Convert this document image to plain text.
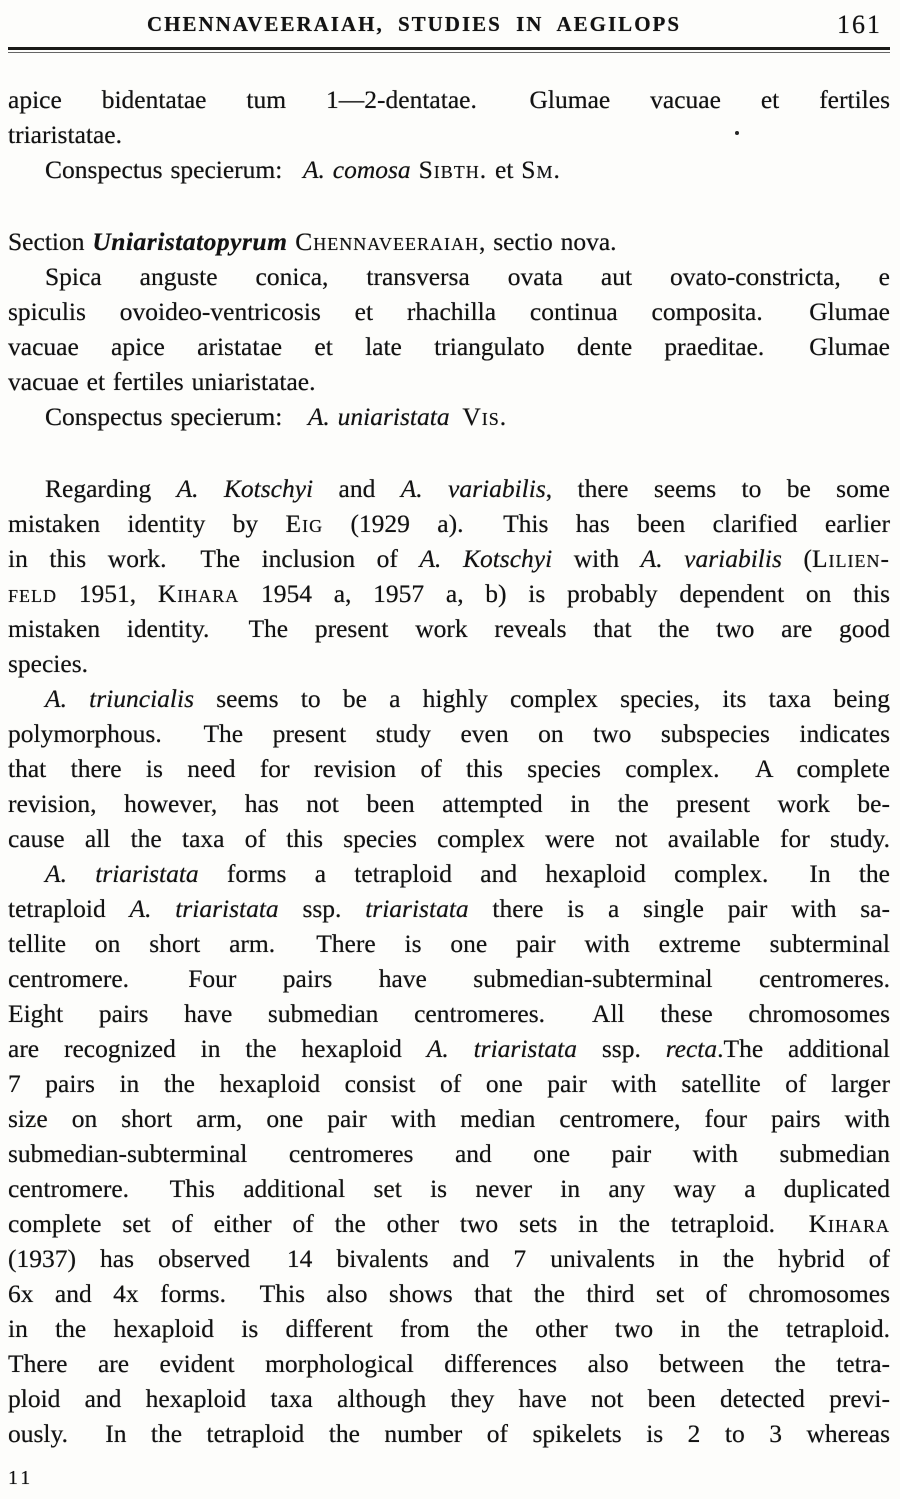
CHENNAVEERAIAH, STUDIES IN AEGILOPS	161
apice bidentatae tum 1—2-dentatae.  Glumae vacuae et fertiles
triaristatae.
Conspectus specierum:  A. comosa Sibth. et Sm.
Section Uniaristatopyrum Chennaveeraiah, sectio nova.
Spica anguste conica, transversa ovata aut ovato-constricta, e
spiculis ovoideo-ventricosis et rhachilla continua composita.  Glumae
vacuae apice aristatae et late triangulato dente praeditae.  Glumae
vacuae et fertiles uniaristatae.
Conspectus specierum:  A. uniaristata  Vis.
Regarding A. Kotschyi and A. variabilis, there seems to be some
mistaken identity by Eig (1929 a).  This has been clarified earlier
in this work.  The inclusion of A. Kotschyi with A. variabilis (Lilien-
feld 1951, Kihara 1954 a, 1957 a, b) is probably dependent on this
mistaken identity.  The present work reveals that the two are good
species.
A. triuncialis seems to be a highly complex species, its taxa being
polymorphous.  The present study even on two subspecies indicates
that there is need for revision of this species complex.  A complete
revision, however, has not been attempted in the present work be-
cause all the taxa of this species complex were not available for study.
A. triaristata forms a tetraploid and hexaploid complex.  In the
tetraploid A. triaristata ssp. triaristata there is a single pair with sa-
tellite on short arm.  There is one pair with extreme subterminal
centromere.  Four pairs have submedian-subterminal centromeres.
Eight pairs have submedian centromeres.  All these chromosomes
are recognized in the hexaploid A. triaristata ssp. recta.The additional
7 pairs in the hexaploid consist of one pair with satellite of larger
size on short arm, one pair with median centromere, four pairs with
submedian-subterminal centromeres and one pair with submedian
centromere.  This additional set is never in any way a duplicated
complete set of either of the other two sets in the tetraploid.  Kihara
(1937) has observed  14 bivalents and 7 univalents in the hybrid of
6x and 4x forms.  This also shows that the third set of chromosomes
in the hexaploid is different from the other two in the tetraploid.
There are evident morphological differences also between the tetra-
ploid and hexaploid taxa although they have not been detected previ-
ously.  In the tetraploid the number of spikelets is 2 to 3 whereas
11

....

**WHAT THIS TASK INVOLVES**
Extract every line from the records above that contains the word "chromosomes".

**ANSWER FOR THE TASK**
Eight pairs have submedian centromeres.  All these chromosomes
6x and 4x forms.  This also shows that the third set of chromosomes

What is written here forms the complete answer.